__DESCRIPTION OF THE TASK__. Could you write out every record below exactly, leaving out any pictures?

__TASK INPUT__.
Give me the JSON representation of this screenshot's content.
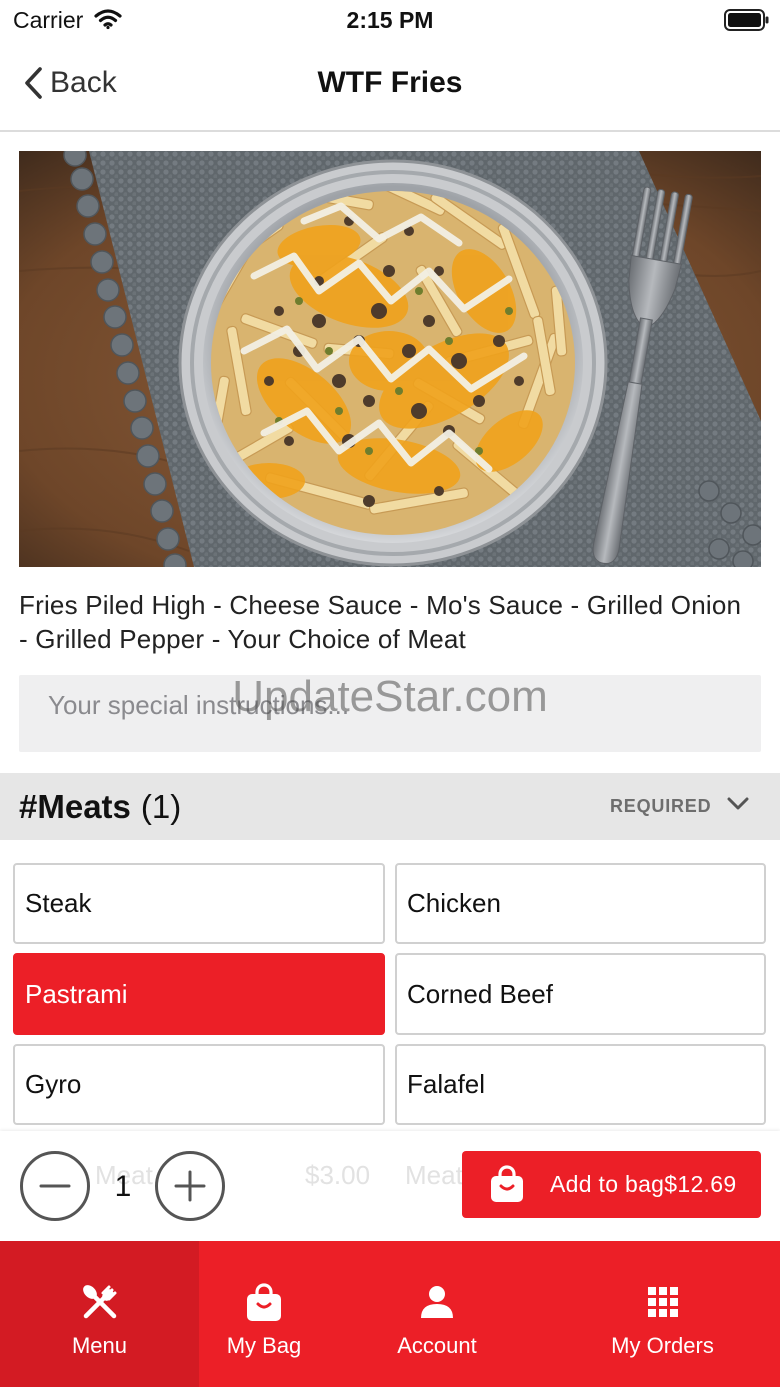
{
  "status_bar": {
    "carrier": "Carrier",
    "time": "2:15 PM",
    "wifi_icon": "wifi-icon",
    "battery_icon": "battery-icon"
  },
  "nav": {
    "back_icon": "chevron-left-icon",
    "back_label": "Back",
    "title": "WTF Fries"
  },
  "product": {
    "description": "Fries Piled High - Cheese Sauce - Mo's Sauce - Grilled Onion - Grilled Pepper - Your Choice of Meat"
  },
  "special_instructions": {
    "placeholder": "Your special instructions...",
    "value": ""
  },
  "watermark": "UpdateStar.com",
  "modifier_group": {
    "name": "#Meats",
    "count": "(1)",
    "requirement": "REQUIRED",
    "toggle_icon": "chevron-down-icon",
    "options": [
      {
        "label": "Steak",
        "selected": false
      },
      {
        "label": "Chicken",
        "selected": false
      },
      {
        "label": "Pastrami",
        "selected": true
      },
      {
        "label": "Corned Beef",
        "selected": false
      },
      {
        "label": "Gyro",
        "selected": false
      },
      {
        "label": "Falafel",
        "selected": false
      }
    ]
  },
  "order_bar": {
    "background_text": [
      "Meat",
      "$3.00",
      "Meat"
    ],
    "decrement_icon": "minus-icon",
    "quantity": "1",
    "increment_icon": "plus-icon",
    "add_button": {
      "icon": "shopping-bag-icon",
      "label": "Add to bag",
      "price": "$12.69"
    }
  },
  "tab_bar": {
    "tabs": [
      {
        "label": "Menu",
        "icon": "fork-knife-icon",
        "active": true
      },
      {
        "label": "My Bag",
        "icon": "shopping-bag-icon",
        "active": false
      },
      {
        "label": "Account",
        "icon": "person-icon",
        "active": false
      },
      {
        "label": "My Orders",
        "icon": "grid-icon",
        "active": false
      }
    ]
  },
  "colors": {
    "accent": "#ec1f27",
    "accent_active": "#d31b23",
    "section_bg": "#e6e6e6",
    "input_bg": "#efeff0"
  }
}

__RESPONSE BELOW__.
Give me the JSON representation of this screenshot's content.
{
  "status_bar": {
    "carrier": "Carrier",
    "time": "2:15 PM",
    "wifi_icon": "wifi-icon",
    "battery_icon": "battery-icon"
  },
  "nav": {
    "back_icon": "chevron-left-icon",
    "back_label": "Back",
    "title": "WTF Fries"
  },
  "product": {
    "description": "Fries Piled High - Cheese Sauce - Mo's Sauce - Grilled Onion - Grilled Pepper - Your Choice of Meat"
  },
  "special_instructions": {
    "placeholder": "Your special instructions...",
    "value": ""
  },
  "watermark": "UpdateStar.com",
  "modifier_group": {
    "name": "#Meats",
    "count": "(1)",
    "requirement": "REQUIRED",
    "toggle_icon": "chevron-down-icon",
    "options": [
      {
        "label": "Steak",
        "selected": false
      },
      {
        "label": "Chicken",
        "selected": false
      },
      {
        "label": "Pastrami",
        "selected": true
      },
      {
        "label": "Corned Beef",
        "selected": false
      },
      {
        "label": "Gyro",
        "selected": false
      },
      {
        "label": "Falafel",
        "selected": false
      }
    ]
  },
  "order_bar": {
    "background_text": [
      "Meat",
      "$3.00",
      "Meat"
    ],
    "decrement_icon": "minus-icon",
    "quantity": "1",
    "increment_icon": "plus-icon",
    "add_button": {
      "icon": "shopping-bag-icon",
      "label": "Add to bag",
      "price": "$12.69"
    }
  },
  "tab_bar": {
    "tabs": [
      {
        "label": "Menu",
        "icon": "fork-knife-icon",
        "active": true
      },
      {
        "label": "My Bag",
        "icon": "shopping-bag-icon",
        "active": false
      },
      {
        "label": "Account",
        "icon": "person-icon",
        "active": false
      },
      {
        "label": "My Orders",
        "icon": "grid-icon",
        "active": false
      }
    ]
  },
  "colors": {
    "accent": "#ec1f27",
    "accent_active": "#d31b23",
    "section_bg": "#e6e6e6",
    "input_bg": "#efeff0"
  }
}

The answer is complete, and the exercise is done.